--- START OF Provided information ---
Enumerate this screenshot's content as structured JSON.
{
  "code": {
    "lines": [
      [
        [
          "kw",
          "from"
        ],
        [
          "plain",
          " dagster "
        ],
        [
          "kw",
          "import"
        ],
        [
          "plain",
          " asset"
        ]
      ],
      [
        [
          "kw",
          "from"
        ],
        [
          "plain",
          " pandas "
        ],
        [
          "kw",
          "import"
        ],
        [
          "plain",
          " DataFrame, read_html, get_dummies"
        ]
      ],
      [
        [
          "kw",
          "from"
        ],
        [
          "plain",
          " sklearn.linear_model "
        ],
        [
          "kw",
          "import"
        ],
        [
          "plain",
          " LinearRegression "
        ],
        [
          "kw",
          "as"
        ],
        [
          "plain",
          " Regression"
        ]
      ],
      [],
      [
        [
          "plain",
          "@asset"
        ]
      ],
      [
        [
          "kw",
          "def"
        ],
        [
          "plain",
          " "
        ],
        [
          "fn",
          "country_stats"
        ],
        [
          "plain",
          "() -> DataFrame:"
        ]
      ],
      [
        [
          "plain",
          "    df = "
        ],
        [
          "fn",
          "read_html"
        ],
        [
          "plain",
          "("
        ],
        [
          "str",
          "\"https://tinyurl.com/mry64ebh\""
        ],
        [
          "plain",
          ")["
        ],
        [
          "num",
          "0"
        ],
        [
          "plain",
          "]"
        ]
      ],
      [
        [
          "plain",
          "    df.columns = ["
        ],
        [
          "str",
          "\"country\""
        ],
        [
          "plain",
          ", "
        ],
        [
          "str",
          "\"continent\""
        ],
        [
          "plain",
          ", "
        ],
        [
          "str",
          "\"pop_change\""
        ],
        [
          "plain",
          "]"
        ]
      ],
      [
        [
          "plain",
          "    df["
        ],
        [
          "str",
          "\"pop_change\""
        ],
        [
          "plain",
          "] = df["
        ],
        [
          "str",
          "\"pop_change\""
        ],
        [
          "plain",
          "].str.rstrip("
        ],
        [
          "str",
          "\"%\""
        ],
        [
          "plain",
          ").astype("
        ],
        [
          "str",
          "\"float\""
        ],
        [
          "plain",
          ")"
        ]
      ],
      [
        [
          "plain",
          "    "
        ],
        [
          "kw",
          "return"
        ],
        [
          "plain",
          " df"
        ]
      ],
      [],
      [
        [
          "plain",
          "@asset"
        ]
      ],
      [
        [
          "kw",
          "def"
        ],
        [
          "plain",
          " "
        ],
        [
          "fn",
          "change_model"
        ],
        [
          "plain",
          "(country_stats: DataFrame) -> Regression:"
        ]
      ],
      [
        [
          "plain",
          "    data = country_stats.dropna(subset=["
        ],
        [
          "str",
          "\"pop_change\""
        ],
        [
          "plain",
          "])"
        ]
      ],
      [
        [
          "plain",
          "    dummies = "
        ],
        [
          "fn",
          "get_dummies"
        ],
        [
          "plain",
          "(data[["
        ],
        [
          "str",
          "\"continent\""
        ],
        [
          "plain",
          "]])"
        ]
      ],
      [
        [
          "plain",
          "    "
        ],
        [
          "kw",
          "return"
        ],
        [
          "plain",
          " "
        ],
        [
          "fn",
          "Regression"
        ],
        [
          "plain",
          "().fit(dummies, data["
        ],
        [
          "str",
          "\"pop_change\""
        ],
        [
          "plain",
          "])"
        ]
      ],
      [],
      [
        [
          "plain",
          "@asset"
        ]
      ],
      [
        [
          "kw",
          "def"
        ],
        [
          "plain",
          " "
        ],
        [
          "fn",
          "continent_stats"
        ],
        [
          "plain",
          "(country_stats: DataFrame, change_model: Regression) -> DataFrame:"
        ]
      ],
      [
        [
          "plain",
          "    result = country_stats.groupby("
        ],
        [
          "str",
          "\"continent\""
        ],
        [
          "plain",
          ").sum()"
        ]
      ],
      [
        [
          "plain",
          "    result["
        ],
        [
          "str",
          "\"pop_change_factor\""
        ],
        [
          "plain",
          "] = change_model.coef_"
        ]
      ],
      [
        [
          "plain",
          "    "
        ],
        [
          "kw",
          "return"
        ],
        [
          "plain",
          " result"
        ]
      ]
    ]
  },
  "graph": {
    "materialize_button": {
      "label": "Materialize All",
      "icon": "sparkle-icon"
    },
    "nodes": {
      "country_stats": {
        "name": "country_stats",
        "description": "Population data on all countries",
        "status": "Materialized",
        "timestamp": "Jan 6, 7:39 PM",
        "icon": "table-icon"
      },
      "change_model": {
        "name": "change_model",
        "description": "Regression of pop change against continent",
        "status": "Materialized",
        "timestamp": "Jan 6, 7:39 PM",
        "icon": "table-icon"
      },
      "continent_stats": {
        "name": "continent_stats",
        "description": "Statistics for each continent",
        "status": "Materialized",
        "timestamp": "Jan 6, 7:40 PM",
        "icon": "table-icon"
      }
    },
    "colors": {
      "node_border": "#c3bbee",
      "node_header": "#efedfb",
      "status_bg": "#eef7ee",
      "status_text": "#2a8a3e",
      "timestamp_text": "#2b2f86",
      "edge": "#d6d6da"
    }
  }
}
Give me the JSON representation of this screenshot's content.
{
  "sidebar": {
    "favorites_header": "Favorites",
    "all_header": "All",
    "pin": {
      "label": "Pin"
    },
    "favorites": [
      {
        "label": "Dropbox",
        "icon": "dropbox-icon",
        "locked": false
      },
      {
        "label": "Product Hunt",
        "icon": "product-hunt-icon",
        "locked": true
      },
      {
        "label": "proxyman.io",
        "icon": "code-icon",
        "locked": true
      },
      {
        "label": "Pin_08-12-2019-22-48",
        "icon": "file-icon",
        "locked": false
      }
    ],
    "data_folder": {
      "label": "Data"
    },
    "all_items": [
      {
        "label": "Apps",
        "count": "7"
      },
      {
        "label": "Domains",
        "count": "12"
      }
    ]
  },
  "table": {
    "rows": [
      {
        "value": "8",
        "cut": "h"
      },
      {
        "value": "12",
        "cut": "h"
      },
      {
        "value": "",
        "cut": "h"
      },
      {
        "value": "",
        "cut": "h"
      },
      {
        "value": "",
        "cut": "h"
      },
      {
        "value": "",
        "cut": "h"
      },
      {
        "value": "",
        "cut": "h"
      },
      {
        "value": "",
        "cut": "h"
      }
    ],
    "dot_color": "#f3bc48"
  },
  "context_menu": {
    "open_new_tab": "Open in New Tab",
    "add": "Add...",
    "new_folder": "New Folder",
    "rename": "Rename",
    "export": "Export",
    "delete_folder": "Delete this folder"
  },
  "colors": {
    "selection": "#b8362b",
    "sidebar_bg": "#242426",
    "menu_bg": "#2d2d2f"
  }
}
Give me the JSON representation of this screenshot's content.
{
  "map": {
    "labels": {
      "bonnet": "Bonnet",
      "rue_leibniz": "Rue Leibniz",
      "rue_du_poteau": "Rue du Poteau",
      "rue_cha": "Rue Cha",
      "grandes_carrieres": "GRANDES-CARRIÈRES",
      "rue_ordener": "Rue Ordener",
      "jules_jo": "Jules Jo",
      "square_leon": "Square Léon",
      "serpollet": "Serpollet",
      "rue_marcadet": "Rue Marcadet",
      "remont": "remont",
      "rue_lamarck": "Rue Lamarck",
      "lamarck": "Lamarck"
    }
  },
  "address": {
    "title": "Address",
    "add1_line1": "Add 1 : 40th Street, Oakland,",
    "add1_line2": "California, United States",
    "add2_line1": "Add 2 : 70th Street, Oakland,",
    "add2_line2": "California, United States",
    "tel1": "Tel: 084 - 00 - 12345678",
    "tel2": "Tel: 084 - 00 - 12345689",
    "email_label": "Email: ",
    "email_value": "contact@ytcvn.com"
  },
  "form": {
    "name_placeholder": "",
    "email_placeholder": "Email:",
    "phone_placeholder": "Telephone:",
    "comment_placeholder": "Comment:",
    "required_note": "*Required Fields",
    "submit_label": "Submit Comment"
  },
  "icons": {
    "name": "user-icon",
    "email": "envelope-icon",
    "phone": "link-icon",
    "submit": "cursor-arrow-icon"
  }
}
--- END OF Provided information ---
*What to produce*: Scan the data for the word "DataFrame" and copy every line where it shows up.

*Written solution*:
          " DataFrame, read_html, get_dummies"
          "() -> DataFrame:"
          "(country_stats: DataFrame) -> Regression:"
          "(country_stats: DataFrame, change_model: Regression) -> DataFrame:"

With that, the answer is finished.